## Directive
Output the full listing below exactly as it reads, and skip anything that is a picture.

------------------------------------------------------------------------

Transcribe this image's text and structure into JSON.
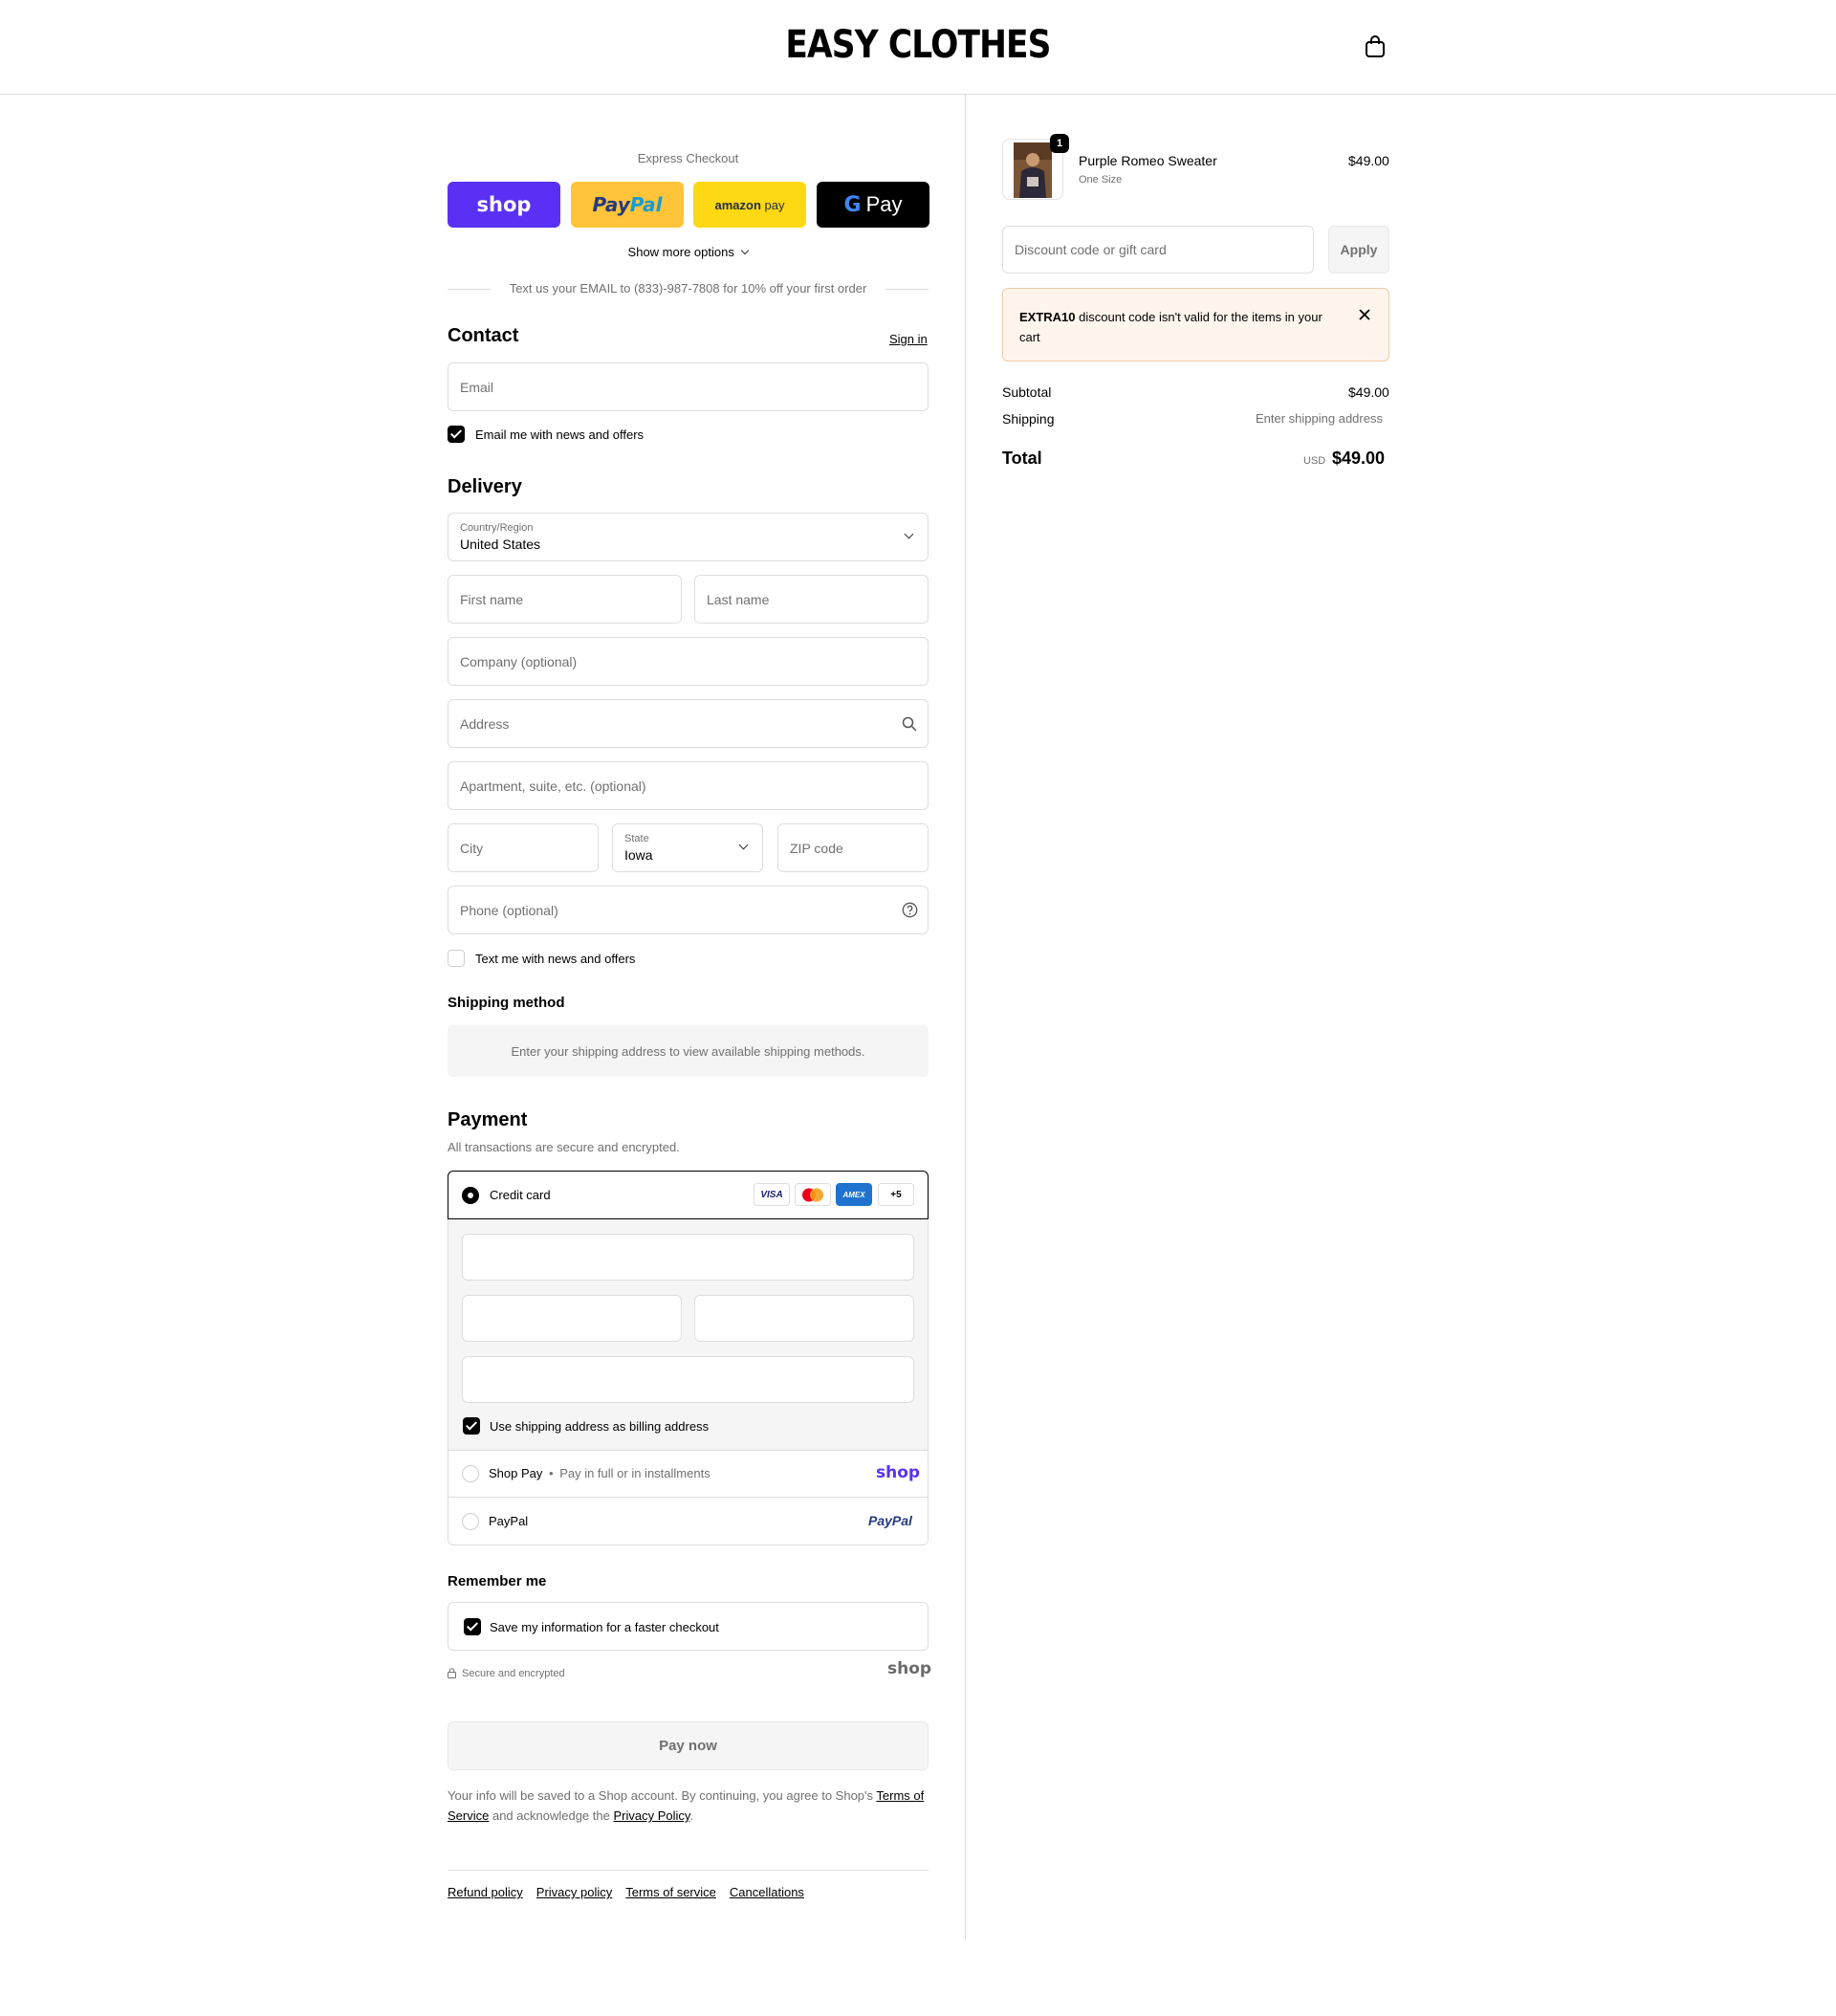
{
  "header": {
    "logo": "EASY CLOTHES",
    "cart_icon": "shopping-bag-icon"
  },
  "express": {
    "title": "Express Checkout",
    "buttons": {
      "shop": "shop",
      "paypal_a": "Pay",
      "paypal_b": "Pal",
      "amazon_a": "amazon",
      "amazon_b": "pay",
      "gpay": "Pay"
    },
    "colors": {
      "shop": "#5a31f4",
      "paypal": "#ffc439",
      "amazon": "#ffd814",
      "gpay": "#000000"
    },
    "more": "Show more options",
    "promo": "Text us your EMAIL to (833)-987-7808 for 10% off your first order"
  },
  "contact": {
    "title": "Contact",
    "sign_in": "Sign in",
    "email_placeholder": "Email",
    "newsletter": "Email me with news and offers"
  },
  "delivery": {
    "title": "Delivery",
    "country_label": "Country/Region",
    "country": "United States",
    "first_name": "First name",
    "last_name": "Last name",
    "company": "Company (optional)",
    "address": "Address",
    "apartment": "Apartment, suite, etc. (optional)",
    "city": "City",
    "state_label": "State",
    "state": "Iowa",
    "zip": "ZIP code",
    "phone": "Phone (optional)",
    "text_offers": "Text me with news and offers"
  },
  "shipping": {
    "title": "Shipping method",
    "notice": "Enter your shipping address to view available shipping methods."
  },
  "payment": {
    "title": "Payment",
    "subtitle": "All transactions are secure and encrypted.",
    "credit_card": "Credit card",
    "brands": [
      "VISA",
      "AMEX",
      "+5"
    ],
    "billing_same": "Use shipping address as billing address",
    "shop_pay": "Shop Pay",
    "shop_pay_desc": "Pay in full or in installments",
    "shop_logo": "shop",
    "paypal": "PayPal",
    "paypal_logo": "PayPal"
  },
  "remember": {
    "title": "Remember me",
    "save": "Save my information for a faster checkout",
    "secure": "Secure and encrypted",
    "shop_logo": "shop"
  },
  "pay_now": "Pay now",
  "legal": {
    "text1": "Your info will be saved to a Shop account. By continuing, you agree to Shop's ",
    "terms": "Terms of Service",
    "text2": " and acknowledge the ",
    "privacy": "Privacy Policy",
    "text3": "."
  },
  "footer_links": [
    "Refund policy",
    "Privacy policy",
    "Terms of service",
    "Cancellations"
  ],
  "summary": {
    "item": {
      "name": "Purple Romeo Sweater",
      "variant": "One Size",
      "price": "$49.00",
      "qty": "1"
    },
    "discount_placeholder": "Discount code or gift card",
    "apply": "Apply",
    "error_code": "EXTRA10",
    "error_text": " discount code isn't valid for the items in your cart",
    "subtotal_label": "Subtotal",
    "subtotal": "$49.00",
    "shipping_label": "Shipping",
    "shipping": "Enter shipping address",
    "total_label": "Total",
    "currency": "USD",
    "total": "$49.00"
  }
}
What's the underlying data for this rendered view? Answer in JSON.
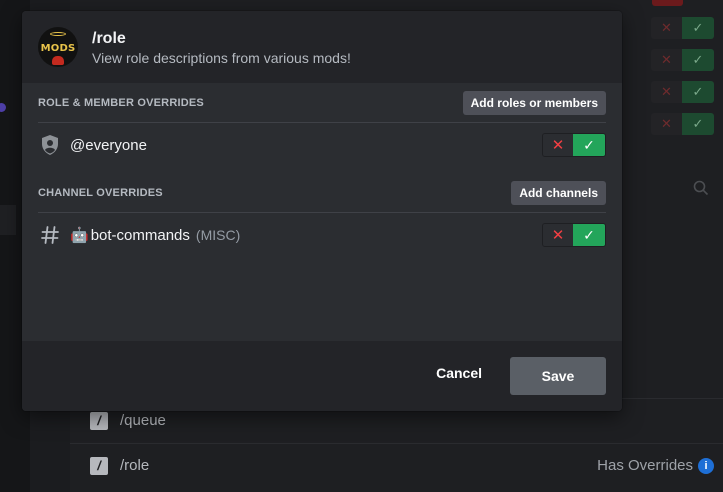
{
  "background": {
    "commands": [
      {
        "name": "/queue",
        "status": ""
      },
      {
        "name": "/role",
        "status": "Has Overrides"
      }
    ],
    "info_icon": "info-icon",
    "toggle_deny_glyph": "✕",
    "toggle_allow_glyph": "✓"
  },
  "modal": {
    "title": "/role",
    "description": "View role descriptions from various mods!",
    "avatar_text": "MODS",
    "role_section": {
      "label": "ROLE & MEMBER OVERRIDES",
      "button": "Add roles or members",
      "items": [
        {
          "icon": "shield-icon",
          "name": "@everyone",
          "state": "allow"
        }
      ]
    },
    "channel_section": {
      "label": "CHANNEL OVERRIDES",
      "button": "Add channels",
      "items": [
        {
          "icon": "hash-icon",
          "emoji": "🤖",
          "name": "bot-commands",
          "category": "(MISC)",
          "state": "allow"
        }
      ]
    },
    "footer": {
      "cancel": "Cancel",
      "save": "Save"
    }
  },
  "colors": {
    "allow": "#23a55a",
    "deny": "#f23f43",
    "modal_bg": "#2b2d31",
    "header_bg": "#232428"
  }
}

------------------------------------------------------------------------

## Response to this task
Transcribe this image's text and structure into JSON.
{
  "header": {
    "logo": "EASY CLOTHES",
    "cart_icon": "shopping-bag-icon"
  },
  "express": {
    "title": "Express Checkout",
    "buttons": {
      "shop": "shop",
      "paypal_a": "Pay",
      "paypal_b": "Pal",
      "amazon_a": "amazon",
      "amazon_b": "pay",
      "gpay": "Pay"
    },
    "colors": {
      "shop": "#5a31f4",
      "paypal": "#ffc439",
      "amazon": "#ffd814",
      "gpay": "#000000"
    },
    "more": "Show more options",
    "promo": "Text us your EMAIL to (833)-987-7808 for 10% off your first order"
  },
  "contact": {
    "title": "Contact",
    "sign_in": "Sign in",
    "email_placeholder": "Email",
    "newsletter": "Email me with news and offers"
  },
  "delivery": {
    "title": "Delivery",
    "country_label": "Country/Region",
    "country": "United States",
    "first_name": "First name",
    "last_name": "Last name",
    "company": "Company (optional)",
    "address": "Address",
    "apartment": "Apartment, suite, etc. (optional)",
    "city": "City",
    "state_label": "State",
    "state": "Iowa",
    "zip": "ZIP code",
    "phone": "Phone (optional)",
    "text_offers": "Text me with news and offers"
  },
  "shipping": {
    "title": "Shipping method",
    "notice": "Enter your shipping address to view available shipping methods."
  },
  "payment": {
    "title": "Payment",
    "subtitle": "All transactions are secure and encrypted.",
    "credit_card": "Credit card",
    "brands": [
      "VISA",
      "AMEX",
      "+5"
    ],
    "billing_same": "Use shipping address as billing address",
    "shop_pay": "Shop Pay",
    "shop_pay_desc": "Pay in full or in installments",
    "shop_logo": "shop",
    "paypal": "PayPal",
    "paypal_logo": "PayPal"
  },
  "remember": {
    "title": "Remember me",
    "save": "Save my information for a faster checkout",
    "secure": "Secure and encrypted",
    "shop_logo": "shop"
  },
  "pay_now": "Pay now",
  "legal": {
    "text1": "Your info will be saved to a Shop account. By continuing, you agree to Shop's ",
    "terms": "Terms of Service",
    "text2": " and acknowledge the ",
    "privacy": "Privacy Policy",
    "text3": "."
  },
  "footer_links": [
    "Refund policy",
    "Privacy policy",
    "Terms of service",
    "Cancellations"
  ],
  "summary": {
    "item": {
      "name": "Purple Romeo Sweater",
      "variant": "One Size",
      "price": "$49.00",
      "qty": "1"
    },
    "discount_placeholder": "Discount code or gift card",
    "apply": "Apply",
    "error_code": "EXTRA10",
    "error_text": " discount code isn't valid for the items in your cart",
    "subtotal_label": "Subtotal",
    "subtotal": "$49.00",
    "shipping_label": "Shipping",
    "shipping": "Enter shipping address",
    "total_label": "Total",
    "currency": "USD",
    "total": "$49.00"
  }
}
What's the underlying data for this rendered view? Answer in JSON.
{
  "background": {
    "commands": [
      {
        "name": "/queue",
        "status": ""
      },
      {
        "name": "/role",
        "status": "Has Overrides"
      }
    ],
    "info_icon": "info-icon",
    "toggle_deny_glyph": "✕",
    "toggle_allow_glyph": "✓"
  },
  "modal": {
    "title": "/role",
    "description": "View role descriptions from various mods!",
    "avatar_text": "MODS",
    "role_section": {
      "label": "ROLE & MEMBER OVERRIDES",
      "button": "Add roles or members",
      "items": [
        {
          "icon": "shield-icon",
          "name": "@everyone",
          "state": "allow"
        }
      ]
    },
    "channel_section": {
      "label": "CHANNEL OVERRIDES",
      "button": "Add channels",
      "items": [
        {
          "icon": "hash-icon",
          "emoji": "🤖",
          "name": "bot-commands",
          "category": "(MISC)",
          "state": "allow"
        }
      ]
    },
    "footer": {
      "cancel": "Cancel",
      "save": "Save"
    }
  },
  "colors": {
    "allow": "#23a55a",
    "deny": "#f23f43",
    "modal_bg": "#2b2d31",
    "header_bg": "#232428"
  }
}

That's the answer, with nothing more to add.